→ Direction
Copy, in full, each line of the material that holds the word "podopiecznych".

→ Records for processing
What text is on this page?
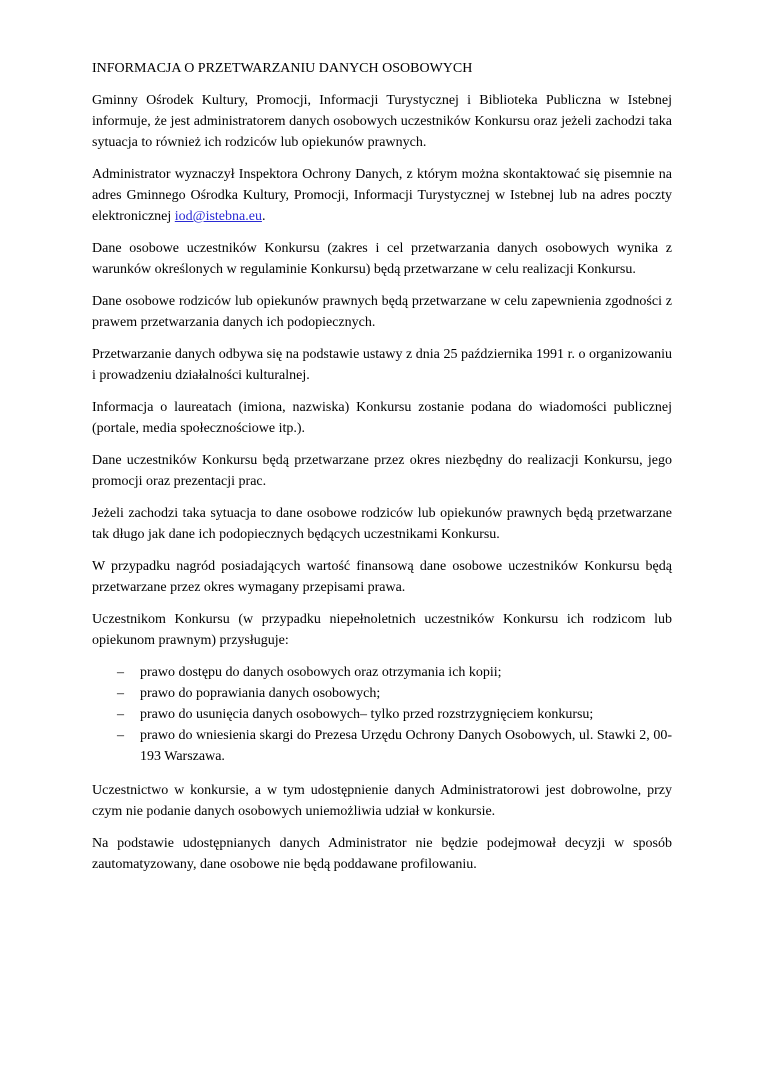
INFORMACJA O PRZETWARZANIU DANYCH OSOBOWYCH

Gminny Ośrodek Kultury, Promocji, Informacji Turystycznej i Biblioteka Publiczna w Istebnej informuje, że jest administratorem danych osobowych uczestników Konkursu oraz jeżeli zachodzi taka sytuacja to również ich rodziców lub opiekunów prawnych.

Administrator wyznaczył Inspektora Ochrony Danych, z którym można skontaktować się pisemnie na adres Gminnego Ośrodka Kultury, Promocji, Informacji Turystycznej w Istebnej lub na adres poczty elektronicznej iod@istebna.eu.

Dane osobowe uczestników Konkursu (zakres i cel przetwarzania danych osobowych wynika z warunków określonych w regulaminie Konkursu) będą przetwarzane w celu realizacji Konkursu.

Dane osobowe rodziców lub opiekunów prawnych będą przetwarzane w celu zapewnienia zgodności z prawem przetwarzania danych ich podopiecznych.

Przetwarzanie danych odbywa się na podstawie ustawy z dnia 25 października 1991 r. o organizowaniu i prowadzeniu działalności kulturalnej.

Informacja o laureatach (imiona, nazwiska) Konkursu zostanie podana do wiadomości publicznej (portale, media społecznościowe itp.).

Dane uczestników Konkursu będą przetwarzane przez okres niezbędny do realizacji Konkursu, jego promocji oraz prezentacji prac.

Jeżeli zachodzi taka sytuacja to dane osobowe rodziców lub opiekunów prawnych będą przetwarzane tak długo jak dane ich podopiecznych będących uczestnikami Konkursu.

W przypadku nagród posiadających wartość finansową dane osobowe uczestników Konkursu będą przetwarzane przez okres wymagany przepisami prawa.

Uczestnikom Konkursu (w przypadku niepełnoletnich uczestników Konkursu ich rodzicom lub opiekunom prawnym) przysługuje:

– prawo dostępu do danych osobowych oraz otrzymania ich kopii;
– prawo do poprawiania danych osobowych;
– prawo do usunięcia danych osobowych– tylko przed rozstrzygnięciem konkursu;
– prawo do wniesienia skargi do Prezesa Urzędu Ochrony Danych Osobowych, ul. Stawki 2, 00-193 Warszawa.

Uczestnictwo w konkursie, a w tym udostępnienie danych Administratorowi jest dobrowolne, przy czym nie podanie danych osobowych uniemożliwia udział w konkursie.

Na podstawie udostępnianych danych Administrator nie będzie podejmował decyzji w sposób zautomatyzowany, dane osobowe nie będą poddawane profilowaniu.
==
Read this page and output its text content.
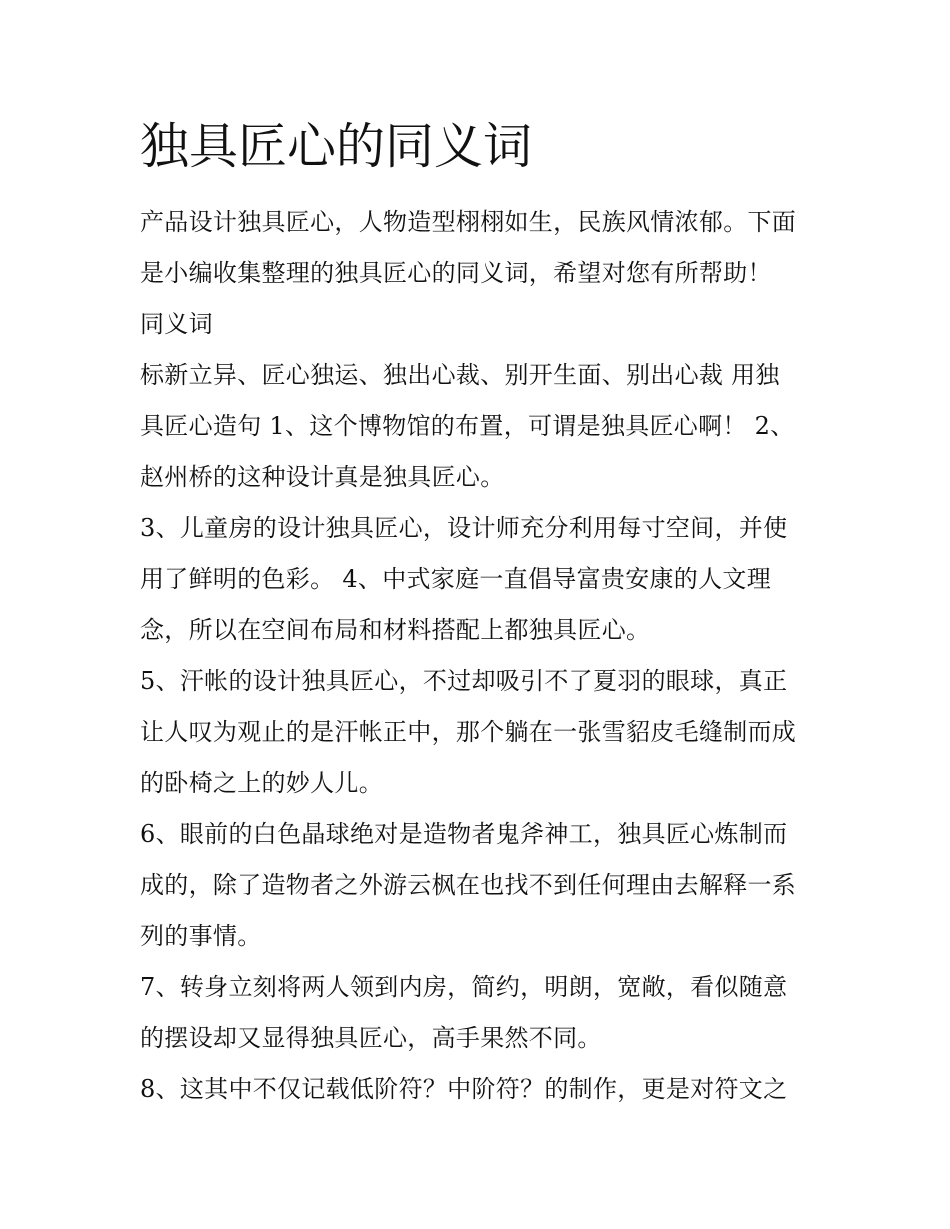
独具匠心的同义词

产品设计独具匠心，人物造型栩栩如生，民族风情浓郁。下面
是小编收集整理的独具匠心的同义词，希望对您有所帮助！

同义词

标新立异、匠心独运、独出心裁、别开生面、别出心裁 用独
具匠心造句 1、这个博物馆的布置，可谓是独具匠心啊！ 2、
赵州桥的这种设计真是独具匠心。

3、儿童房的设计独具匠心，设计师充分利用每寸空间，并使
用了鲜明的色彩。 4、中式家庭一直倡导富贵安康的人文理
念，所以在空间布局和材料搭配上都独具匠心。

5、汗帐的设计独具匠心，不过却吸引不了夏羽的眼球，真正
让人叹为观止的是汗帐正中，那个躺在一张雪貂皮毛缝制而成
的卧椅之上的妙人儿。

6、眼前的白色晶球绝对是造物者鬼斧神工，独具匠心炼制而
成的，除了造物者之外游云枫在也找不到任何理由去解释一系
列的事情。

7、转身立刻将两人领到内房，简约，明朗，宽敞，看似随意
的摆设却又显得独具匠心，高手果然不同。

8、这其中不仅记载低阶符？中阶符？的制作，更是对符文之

→ Solution to this problem
Dane osobowe rodziców lub opiekunów prawnych będą przetwarzane w celu zapewnienia zgodności z prawem przetwarzania danych ich podopiecznych.
Jeżeli zachodzi taka sytuacja to dane osobowe rodziców lub opiekunów prawnych będą przetwarzane tak długo jak dane ich podopiecznych będących uczestnikami Konkursu.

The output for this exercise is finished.